Rewrite the material starting at the line that contains "Where are 21" and ending at the line that contains "bar [142,334,203,344]", changing "y-tick-label" to "y-axis-label" throughout and leaving everything else unchanged. Omit the pictures from your answer.

-- START OF Data supplied --

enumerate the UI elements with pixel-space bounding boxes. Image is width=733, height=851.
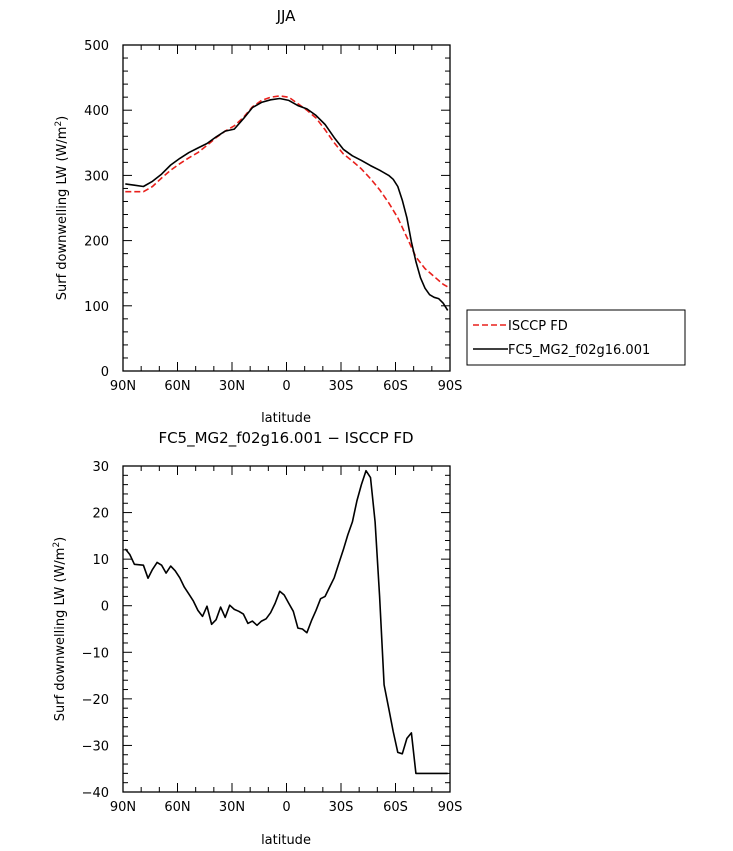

-- END OF Data supplied --
-- START OF Data supplied --

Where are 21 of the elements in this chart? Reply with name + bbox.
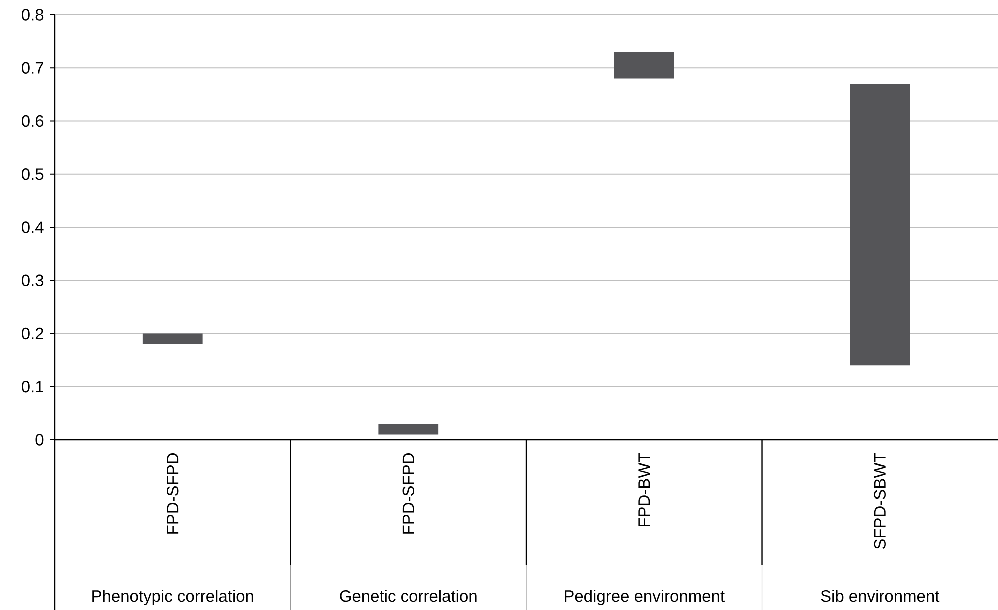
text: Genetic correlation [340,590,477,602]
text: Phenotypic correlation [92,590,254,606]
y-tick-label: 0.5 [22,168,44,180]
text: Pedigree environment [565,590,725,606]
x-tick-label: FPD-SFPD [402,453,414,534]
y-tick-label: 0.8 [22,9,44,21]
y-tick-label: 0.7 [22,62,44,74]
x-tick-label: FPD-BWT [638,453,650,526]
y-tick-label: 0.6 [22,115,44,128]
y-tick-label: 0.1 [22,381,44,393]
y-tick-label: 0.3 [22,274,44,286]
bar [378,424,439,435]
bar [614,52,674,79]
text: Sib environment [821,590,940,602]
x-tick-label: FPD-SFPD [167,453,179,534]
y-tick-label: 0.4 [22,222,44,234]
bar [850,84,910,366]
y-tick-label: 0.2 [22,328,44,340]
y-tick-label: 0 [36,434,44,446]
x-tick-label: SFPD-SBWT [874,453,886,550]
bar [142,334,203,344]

-- END OF Data supplied --
-- START OF Data supplied --

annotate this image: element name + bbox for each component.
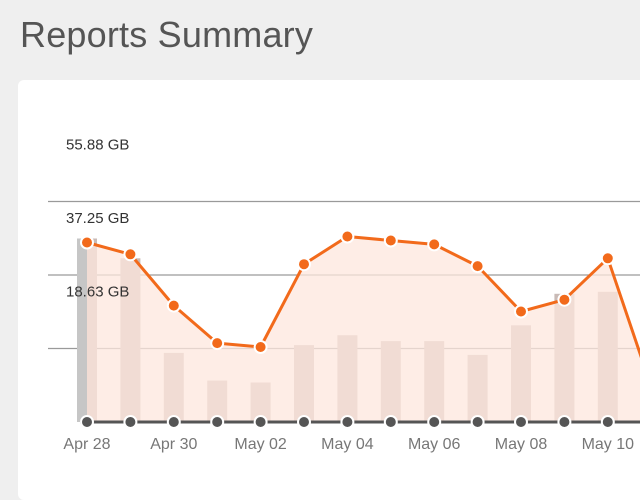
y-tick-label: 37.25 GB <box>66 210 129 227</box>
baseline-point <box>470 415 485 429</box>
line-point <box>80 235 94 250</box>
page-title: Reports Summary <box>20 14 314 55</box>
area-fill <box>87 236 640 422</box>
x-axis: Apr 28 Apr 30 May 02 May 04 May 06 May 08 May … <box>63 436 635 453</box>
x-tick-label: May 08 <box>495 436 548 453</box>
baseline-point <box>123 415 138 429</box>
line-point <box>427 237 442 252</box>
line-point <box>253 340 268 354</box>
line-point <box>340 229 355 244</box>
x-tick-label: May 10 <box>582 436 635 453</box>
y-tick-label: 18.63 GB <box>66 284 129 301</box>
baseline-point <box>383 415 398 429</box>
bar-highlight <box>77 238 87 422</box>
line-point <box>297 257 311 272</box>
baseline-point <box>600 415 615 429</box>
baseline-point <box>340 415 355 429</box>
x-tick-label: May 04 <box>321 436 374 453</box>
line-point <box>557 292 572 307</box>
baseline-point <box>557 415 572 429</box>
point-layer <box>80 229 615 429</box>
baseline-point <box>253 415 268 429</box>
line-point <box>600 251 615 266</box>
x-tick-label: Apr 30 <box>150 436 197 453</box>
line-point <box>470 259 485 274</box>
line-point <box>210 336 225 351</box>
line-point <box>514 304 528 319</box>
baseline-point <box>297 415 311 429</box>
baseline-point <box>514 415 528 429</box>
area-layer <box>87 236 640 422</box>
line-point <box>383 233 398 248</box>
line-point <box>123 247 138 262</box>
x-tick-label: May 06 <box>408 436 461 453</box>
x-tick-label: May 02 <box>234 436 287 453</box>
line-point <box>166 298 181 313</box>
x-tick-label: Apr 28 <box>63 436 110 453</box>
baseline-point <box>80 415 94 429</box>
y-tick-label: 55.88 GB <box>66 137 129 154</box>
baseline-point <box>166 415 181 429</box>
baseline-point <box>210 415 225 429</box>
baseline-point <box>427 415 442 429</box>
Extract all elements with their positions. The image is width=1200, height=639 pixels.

-- END OF Data supplied --

• [Response]:
Where are 21 of the elements in this chart? Reply with name + bbox.
text: Genetic correlation [340,590,477,602]
text: Phenotypic correlation [92,590,254,606]
y-axis-label: 0.5 [22,168,44,180]
text: Pedigree environment [565,590,725,606]
x-tick-label: FPD-SFPD [402,453,414,534]
y-axis-label: 0.8 [22,9,44,21]
y-axis-label: 0.7 [22,62,44,74]
x-tick-label: FPD-BWT [638,453,650,526]
y-axis-label: 0.6 [22,115,44,128]
y-axis-label: 0.1 [22,381,44,393]
y-axis-label: 0.3 [22,274,44,286]
bar [378,424,439,435]
bar [614,52,674,79]
text: Sib environment [821,590,940,602]
x-tick-label: FPD-SFPD [167,453,179,534]
y-axis-label: 0.4 [22,222,44,234]
bar [850,84,910,366]
y-axis-label: 0.2 [22,328,44,340]
y-axis-label: 0 [36,434,44,446]
x-tick-label: SFPD-SBWT [874,453,886,550]
bar [142,334,203,344]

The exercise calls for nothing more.